## Exercise goal
Word for word, repeat the entries, minus the pictures.

## Entries provided
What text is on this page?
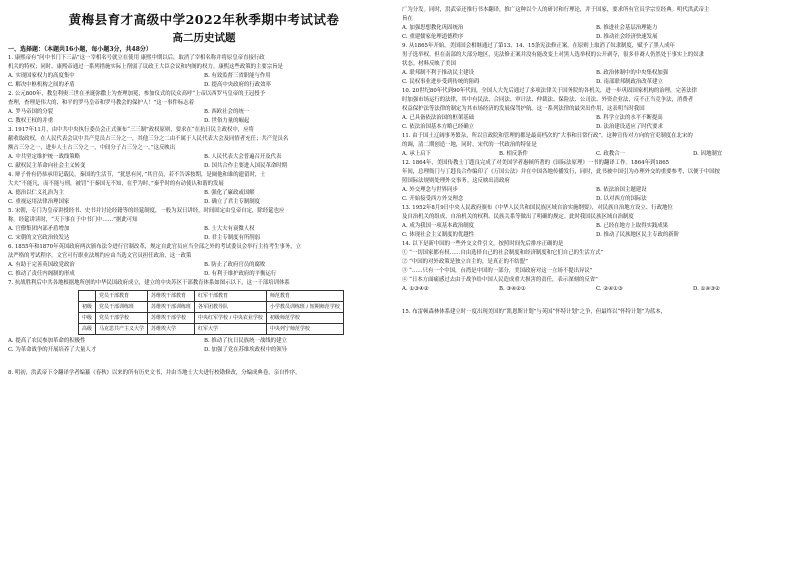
黄梅县育才高级中学2022年秋季期中考试试卷
高二历史试题
一、选择题：（本题共16小题，每小题3分，共48分）
1. 康熙帝有“问中书门下三品”这一宰相名号就立在使用 康熙中期以后，取消了宰相名称并将原皇帝直接行政
机关的特权；同时，康熙帝通过一系列措施实际上削弱了议政王大臣会议和内阁的权力。康熙这些政策的主要宗旨是
A. 实现国家权力的高度集中	B. 有效监督三省职能与作用
C. 解决中枢机构之间的矛盾	D. 提高中央政府的行政效率
2. 公元800年，教皇利奥三世在圣诞弥撒上为查理加冕，参加仪式的民众高呼“上帝以西罗马皇帝的王冠授予
查理，查理是伟大的、和平的罗马皇帝和罗马教会的保护人！”这一事件标志着
A. 罗马帝国的分裂	B. 西欧社会的统一
C. 教权王权的并重	D. 世俗力量的崛起
3. 1917年11月，由中共中央执行委员会正式颁布“三三制”政权原则，要求在“在抗日民主政权中，应将
献收取政权，在人民代表会议中共产党员占三分之一，其他三分之二由不属于人民代表大会及同情者充任；共产党员名
额占三分之一，进步人士占三分之一，中间分子占三分之一，”这反映出
A. 中共坚定维护统一战线策略	B. 人民代表大会普遍召开及代表
C. 献权民主革命向社会主义转变	D. 国共合作主要进入国民革命时期
4. 辩子骨有仍恭承用记载民，秦国的生活节，“犹思有问，”其官员，若不告诉按期，是阔他和谁的遗留时，士
大夫“不能凡，而不能与刑，被罚“于秦国无不知，在乎为时，”秦乎时的有动使认和谐的发展
A. 德治以仁义礼治为主	B. 强化了廉政或国解
C. 重视运用法律治理国家	D. 确立了君主专制制度
5. 宋朝，专门为皇帝讲授经书、史书并讨论经籍等的经筵制度，一般为双日讲经，时间固定由皇帝自定，除经筵也应
称。经筵讲读时，“天下事在于中书门中……”据此可知
A. 官僚集团内部矛盾增加	B. 士大夫有衰微人权
C. 宋朝的文官政治较发达	D. 君主专制度有所削弱
6. 1855年和1870年英国政府两次颁布法令进行官制改革，规定自此官员应当全部之外的考试委员会举行主持考生事务，立
法严格的考试程序，文官可行职业法规约应由当选文官员担任政治，这一政策
A. 有助于完善英国政党政治	B. 防止了政府官员的腐败
C. 推动了责任内阁制的形成	D. 有利于维护政府的平衡运行
7. 抗战胜利后中共各地根据地所创的中华民国政府成立，建立的中央苏区干部教育体系如图示以下，这一干部培训体系
	党员干部教育	苏维埃干部教育	红军干部教育	师范教育
初级	党员干部训练班	苏维埃干部训练班	各军团教导队	小学教员训练班 / 短期师范学校
中级	党员干部学校	苏维埃干部学校	中央红军学校 / 中央农业学校	初级师范学校
高级	马克思共产主义大学	苏维埃大学	红军大学	中央列宁师范学校
A. 提高了农民参加革命的积极性	B. 推动了抗日民族统一战线的建立
C. 为革命战争的开展培养了大量人才	D. 加强了党在苏维埃政权中的领导
8. 明初，洪武帝下令翻译学者编纂《春秋》以来的所有历史文书，并由当地士大夫进行校勘修改，分编成典卷，亲自作序，
广为分发。同时，洪武帝还推行书本翻译，推广这种以个人的研讨和行理论，并于国家，要求所有官员学宗室经典。明代洪武帝主
旨在
A. 加强思想教化巩固统治	B. 推进社会基层治理能力
C. 重建儒家伦理道德秩序	D. 推动社会经济快速发展
9. 从1865年开始，美国国会相继通过了第13、14、15条宪法修正案，在原则上取消了奴隶制度，赋予了黑人成年
男子选举权。但在南部的大部分地区，宪法修正案并没有能改变上对黑人选举权的公开剥夺，很多非裔人仍然处于事实上的奴隶
状态。材料反映了美国
A. 联邦制不利于推动民主建设	B. 政治体制中的中央集权加强
C. 民权事业进步受到传统的阻碍	D. 南部联邦制政治改革建立
10. 20世纪80年代到90年代间，全国人大先后通过了多项法律关于国务院的各机关，进一步巩固国家机构的治理，完善法律
时加强市场运行的法律，其中有民法、合同法、审计法、仲裁法、保险法、公司法、外资企业法，反不正当竞争法，消费者
权益保护法等法律的制定为其市场经济的发展保驾护航。这一系列法律的最突出作用，这表明当时我国
A. 已具备依法治国的框架基础	B. 科学立法的水平不断提高
C. 依法治国基本方略已经确立	D. 法治建设适应了时代要求
11. 由于国土辽阔事务繁杂，所以宣政院和管理的都是最高档次的“大事和日常行政”，这种宣传对方向的官吏制度在北宋的
的调，清二期创造一地，同时，宋代的一代政治的特征是
A. 承上启下	B. 相反条件	C. 政教合一	D. 因地制宜
12. 1864年，美国传教士丁韪良完成了对美国学者惠顿所著的《国际法原理》一书的翻译工作。1864年到1865
年间，总理衙门与丁韪良合作编印了《万国公法》并在中国各地传播发行，同时，此书被中国引为办理外交的重要参考，以便于中国按
照国际法规则处理外交事务。这反映出清政府
A. 外交理念与世界同步	B. 依法治国主题建设
C. 开始接受西方外交理念	D. 以对西方的国际法
13. 1952年8月9日中央人民政府颁布《中华人民共和国民族区域自治实施纲要》，对民族自治地方设立、行政地位
及自治机关的组成、自治机关的权利、民族关系等做出了明确的规定。此时我国民族区域自治制度
A. 成为我国一项基本政治制度	B. 已经在地方上取得实践成果
C. 体现社会主义制度的优越性	D. 推动了民族地区民主专政的新阶
14. 以下是新中国的一些外交文件引文，按照时间先后排序正确的是
① “一切国家都有权……自由选择自己的社会制度和经济制度和它们自己的生活方式”
② “中国的对外政策是独立自主的，是真正的不结盟”
③ “……只有一个中国，台湾是中国的一部分，美国政府对这一立场不提出异议”
④ “日本方面痛感过去由于战争给中国人民造成重大损害的责任，表示深刻的反省”
A. ①③④②	B. ③④②①	C. ②④①③	D. ①④③②
15. 布雷顿森林体系建立时一度出现美国的“凯恩斯计划”与英国“怀特计划”之争，但最终以“怀特计划”为蓝本，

## Answer to this exercise
What text is on this page?
黄梅县育才高级中学2022年秋季期中考试试卷
高二历史试题
一、选择题：（本题共16小题，每小题3分，共48分）
1. 康熙帝有“问中书门下三品”这一宰相名号就立在使用 康熙中期以后，取消了宰相名称并将原皇帝直接行政
机关的特权；同时，康熙帝通过一系列措施实际上削弱了议政王大臣会议和内阁的权力。康熙这些政策的主要宗旨是
A. 实现国家权力的高度集中	B. 有效监督三省职能与作用
C. 解决中枢机构之间的矛盾	D. 提高中央政府的行政效率
2. 公元800年，教皇利奥三世在圣诞弥撒上为查理加冕，参加仪式的民众高呼“上帝以西罗马皇帝的王冠授予
查理，查理是伟大的、和平的罗马皇帝和罗马教会的保护人！”这一事件标志着
A. 罗马帝国的分裂	B. 西欧社会的统一
C. 教权王权的并重	D. 世俗力量的崛起
3. 1917年11月，由中共中央执行委员会正式颁布“三三制”政权原则，要求在“在抗日民主政权中，应将
献收取政权，在人民代表会议中共产党员占三分之一，其他三分之二由不属于人民代表大会及同情者充任；共产党员名
额占三分之一，进步人士占三分之一，中间分子占三分之一，”这反映出
A. 中共坚定维护统一战线策略	B. 人民代表大会普遍召开及代表
C. 献权民主革命向社会主义转变	D. 国共合作主要进入国民革命时期
4. 辩子骨有仍恭承用记载民，秦国的生活节，“犹思有问，”其官员，若不告诉按期，是阔他和谁的遗留时，士
大夫“不能凡，而不能与刑，被罚“于秦国无不知，在乎为时，”秦乎时的有动使认和谐的发展
A. 德治以仁义礼治为主	B. 强化了廉政或国解
C. 重视运用法律治理国家	D. 确立了君主专制制度
5. 宋朝，专门为皇帝讲授经书、史书并讨论经籍等的经筵制度，一般为双日讲经，时间固定由皇帝自定，除经筵也应
称。经筵讲读时，“天下事在于中书门中……”据此可知
A. 官僚集团内部矛盾增加	B. 士大夫有衰微人权
C. 宋朝的文官政治较发达	D. 君主专制度有所削弱
6. 1855年和1870年英国政府两次颁布法令进行官制改革，规定自此官员应当全部之外的考试委员会举行主持考生事务，立
法严格的考试程序，文官可行职业法规约应由当选文官员担任政治，这一政策
A. 有助于完善英国政党政治	B. 防止了政府官员的腐败
C. 推动了责任内阁制的形成	D. 有利于维护政府的平衡运行
7. 抗战胜利后中共各地根据地所创的中华民国政府成立，建立的中央苏区干部教育体系如图示以下，这一干部培训体系
	党员干部教育	苏维埃干部教育	红军干部教育	师范教育
初级	党员干部训练班	苏维埃干部训练班	各军团教导队	小学教员训练班 / 短期师范学校
中级	党员干部学校	苏维埃干部学校	中央红军学校 / 中央农业学校	初级师范学校
高级	马克思共产主义大学	苏维埃大学	红军大学	中央列宁师范学校
A. 提高了农民参加革命的积极性	B. 推动了抗日民族统一战线的建立
C. 为革命战争的开展培养了大量人才	D. 加强了党在苏维埃政权中的领导
8. 明初，洪武帝下令翻译学者编纂《春秋》以来的所有历史文书，并由当地士大夫进行校勘修改，分编成典卷，亲自作序，
广为分发。同时，洪武帝还推行书本翻译，推广这种以个人的研讨和行理论，并于国家，要求所有官员学宗室经典。明代洪武帝主
旨在
A. 加强思想教化巩固统治	B. 推进社会基层治理能力
C. 重建儒家伦理道德秩序	D. 推动社会经济快速发展
9. 从1865年开始，美国国会相继通过了第13、14、15条宪法修正案，在原则上取消了奴隶制度，赋予了黑人成年
男子选举权。但在南部的大部分地区，宪法修正案并没有能改变上对黑人选举权的公开剥夺，很多非裔人仍然处于事实上的奴隶
状态。材料反映了美国
A. 联邦制不利于推动民主建设	B. 政治体制中的中央集权加强
C. 民权事业进步受到传统的阻碍	D. 南部联邦制政治改革建立
10. 20世纪80年代到90年代间，全国人大先后通过了多项法律关于国务院的各机关，进一步巩固国家机构的治理，完善法律
时加强市场运行的法律，其中有民法、合同法、审计法、仲裁法、保险法、公司法、外资企业法，反不正当竞争法，消费者
权益保护法等法律的制定为其市场经济的发展保驾护航。这一系列法律的最突出作用，这表明当时我国
A. 已具备依法治国的框架基础	B. 科学立法的水平不断提高
C. 依法治国基本方略已经确立	D. 法治建设适应了时代要求
11. 由于国土辽阔事务繁杂，所以宣政院和管理的都是最高档次的“大事和日常行政”，这种宣传对方向的官吏制度在北宋的
的调，清二期创造一地，同时，宋代的一代政治的特征是
A. 承上启下	B. 相反条件	C. 政教合一	D. 因地制宜
12. 1864年，美国传教士丁韪良完成了对美国学者惠顿所著的《国际法原理》一书的翻译工作。1864年到1865
年间，总理衙门与丁韪良合作编印了《万国公法》并在中国各地传播发行，同时，此书被中国引为办理外交的重要参考，以便于中国按
照国际法规则处理外交事务。这反映出清政府
A. 外交理念与世界同步	B. 依法治国主题建设
C. 开始接受西方外交理念	D. 以对西方的国际法
13. 1952年8月9日中央人民政府颁布《中华人民共和国民族区域自治实施纲要》，对民族自治地方设立、行政地位
及自治机关的组成、自治机关的权利、民族关系等做出了明确的规定。此时我国民族区域自治制度
A. 成为我国一项基本政治制度	B. 已经在地方上取得实践成果
C. 体现社会主义制度的优越性	D. 推动了民族地区民主专政的新阶
14. 以下是新中国的一些外交文件引文，按照时间先后排序正确的是
① “一切国家都有权……自由选择自己的社会制度和经济制度和它们自己的生活方式”
② “中国的对外政策是独立自主的，是真正的不结盟”
③ “……只有一个中国，台湾是中国的一部分，美国政府对这一立场不提出异议”
④ “日本方面痛感过去由于战争给中国人民造成重大损害的责任，表示深刻的反省”
A. ①③④②	B. ③④②①	C. ②④①③	D. ①④③②
15. 布雷顿森林体系建立时一度出现美国的“凯恩斯计划”与英国“怀特计划”之争，但最终以“怀特计划”为蓝本，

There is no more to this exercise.